* _SUPPLIED MATERIAL_
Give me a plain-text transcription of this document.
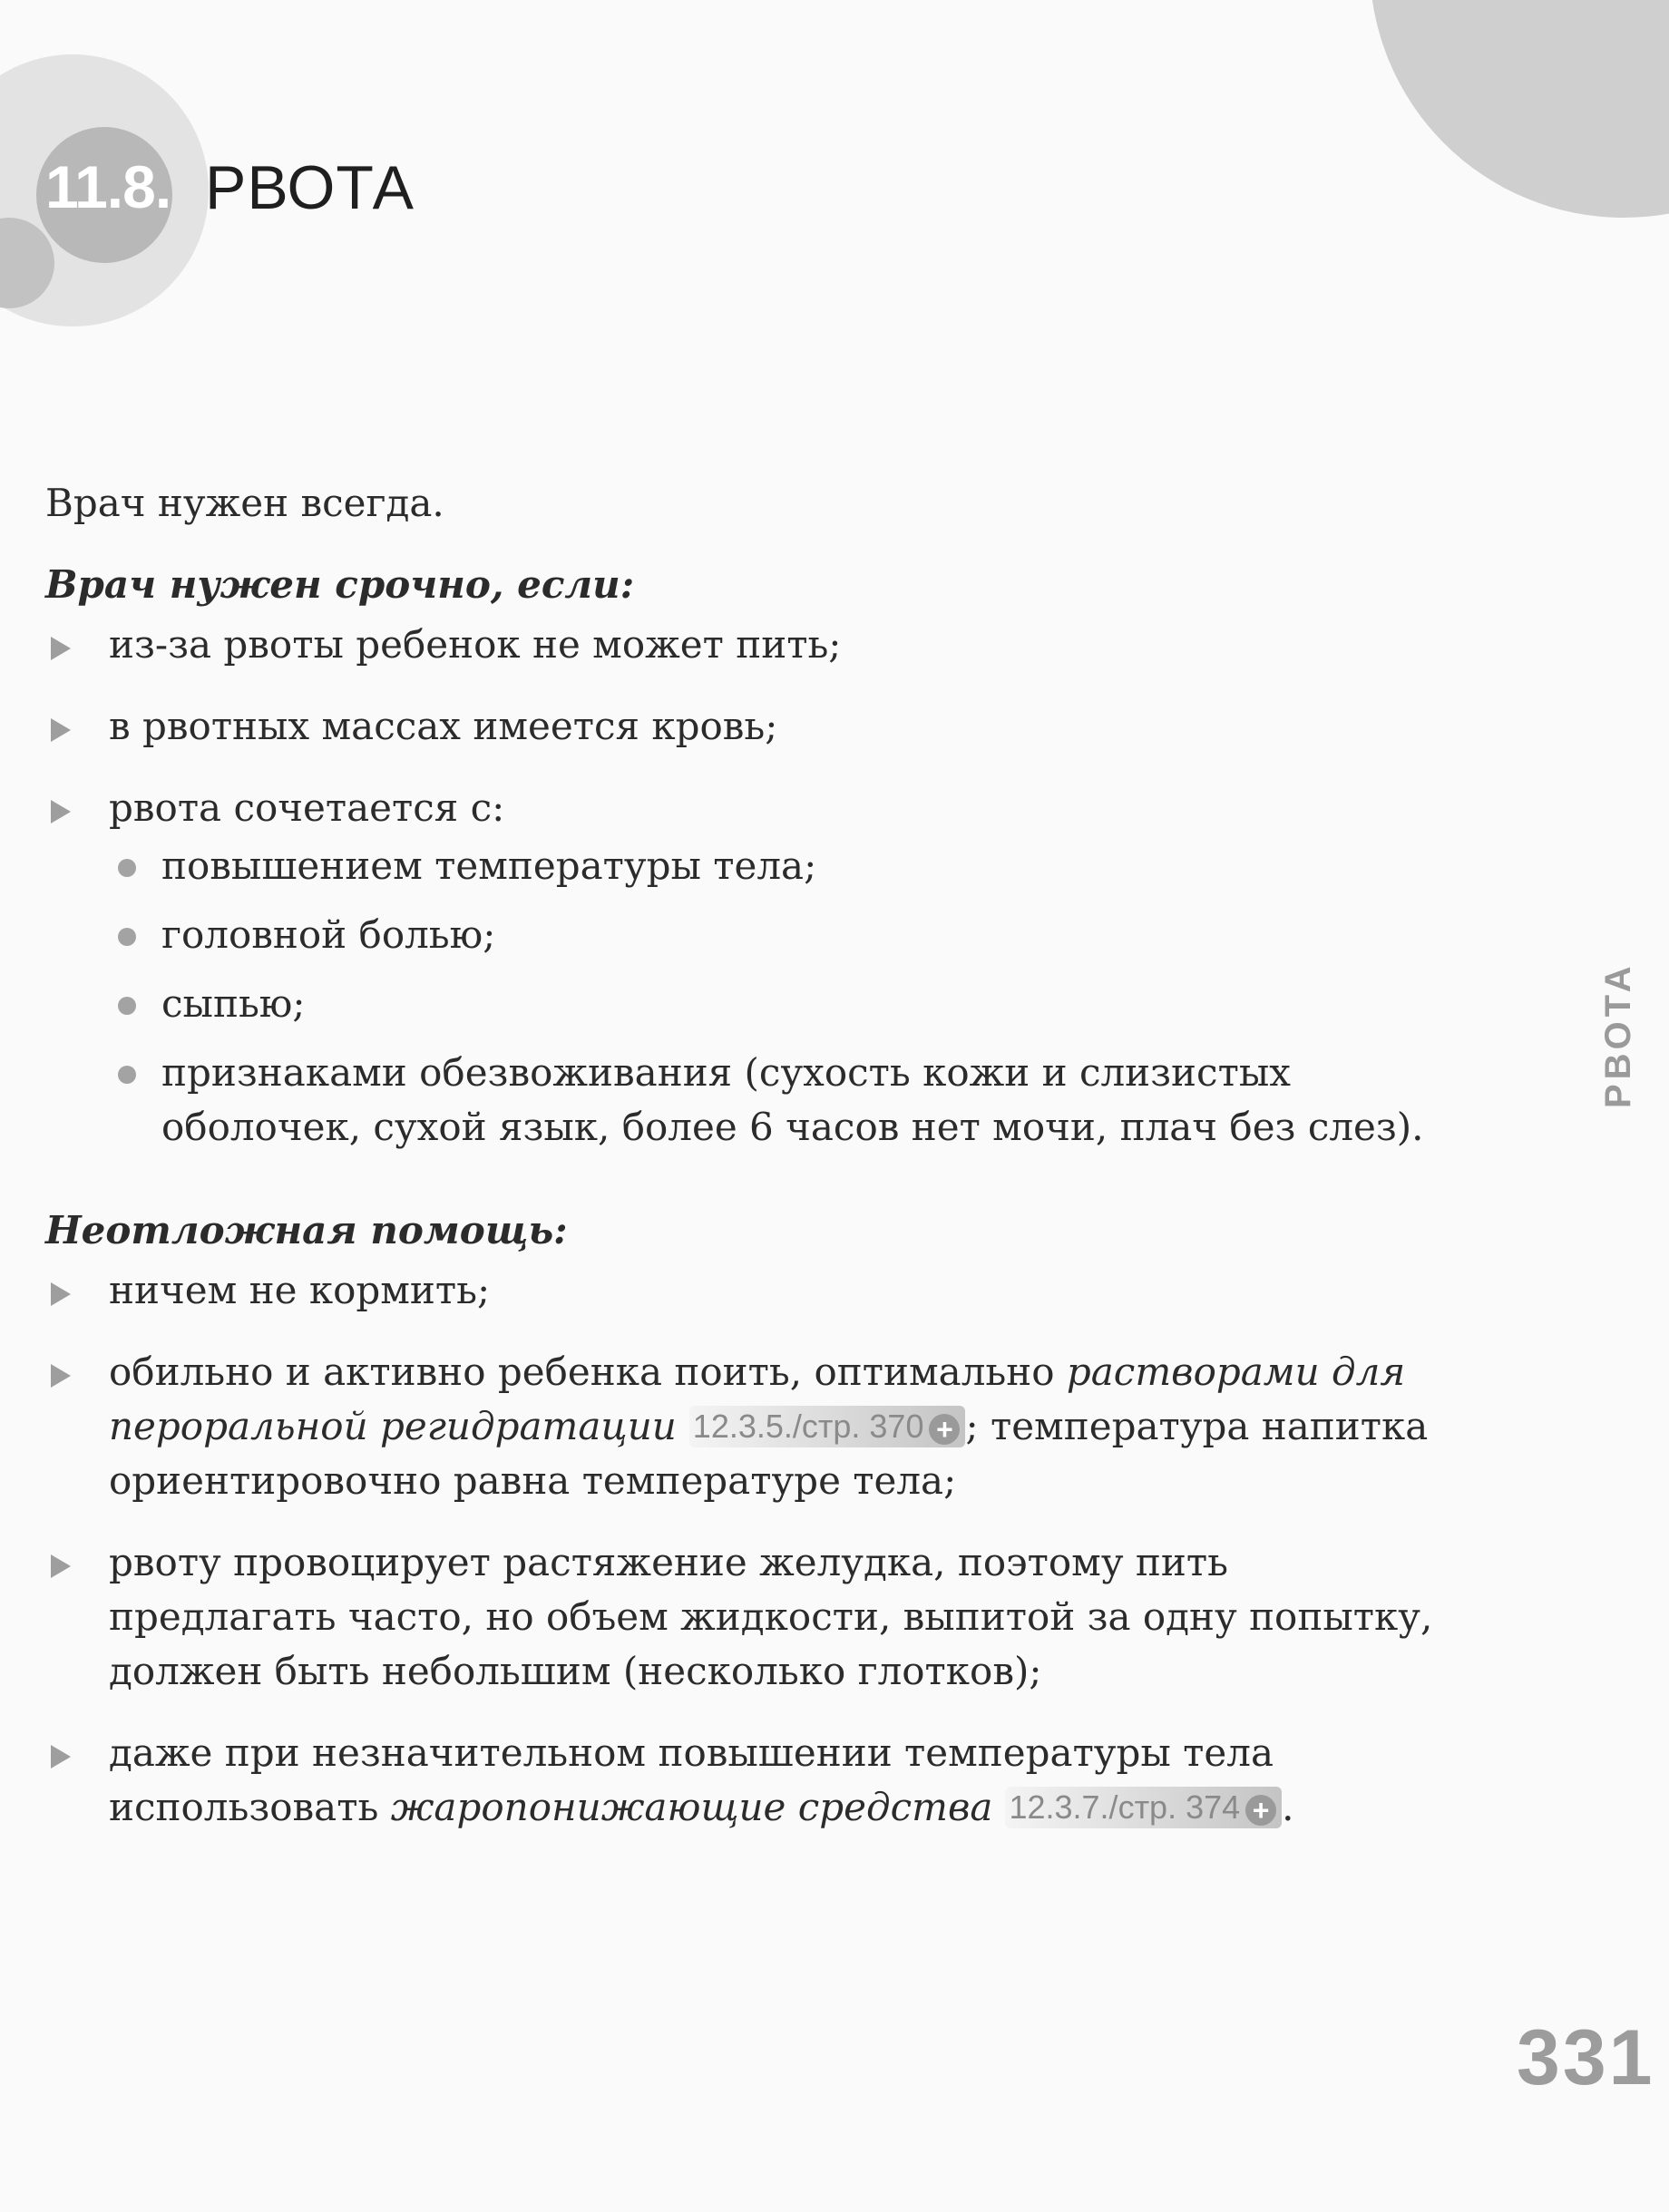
11.8. РВОТА
РВОТА
331

Врач нужен всегда.

Врач нужен срочно, если:

из-за рвоты ребенок не может пить;
в рвотных массах имеется кровь;
рвота сочетается с:
повышением температуры тела;
головной болью;
сыпью;
признаками обезвоживания (сухость кожи и слизистых оболочек, сухой язык, более 6 часов нет мочи, плач без слез).

Неотложная помощь:

ничем не кормить;
обильно и активно ребенка поить, оптимально растворами для пероральной регидратации 12.3.5./стр. 370 + ; температура напитка ориентировочно равна температуре тела;
рвоту провоцирует растяжение желудка, поэтому пить предлагать часто, но объем жидкости, выпитой за одну попытку, должен быть небольшим (несколько глотков);
даже при незначительном повышении температуры тела использовать жаропонижающие средства 12.3.7./стр. 374 + .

* _SHORT TASK_
Pictures in the records above should not be copied. Repeat everything else exactly.

* _SOLVED PROBLEM_
Give me a plain-text transcription of this document.
11.8. РВОТА
РВОТА
331

Врач нужен всегда.

Врач нужен срочно, если:

из-за рвоты ребенок не может пить;
в рвотных массах имеется кровь;
рвота сочетается с:
повышением температуры тела;
головной болью;
сыпью;
признаками обезвоживания (сухость кожи и слизистых оболочек, сухой язык, более 6 часов нет мочи, плач без слез).

Неотложная помощь:

ничем не кормить;
обильно и активно ребенка поить, оптимально растворами для пероральной регидратации 12.3.5./стр. 370 + ; температура напитка ориентировочно равна температуре тела;
рвоту провоцирует растяжение желудка, поэтому пить предлагать часто, но объем жидкости, выпитой за одну попытку, должен быть небольшим (несколько глотков);
даже при незначительном повышении температуры тела использовать жаропонижающие средства 12.3.7./стр. 374 + .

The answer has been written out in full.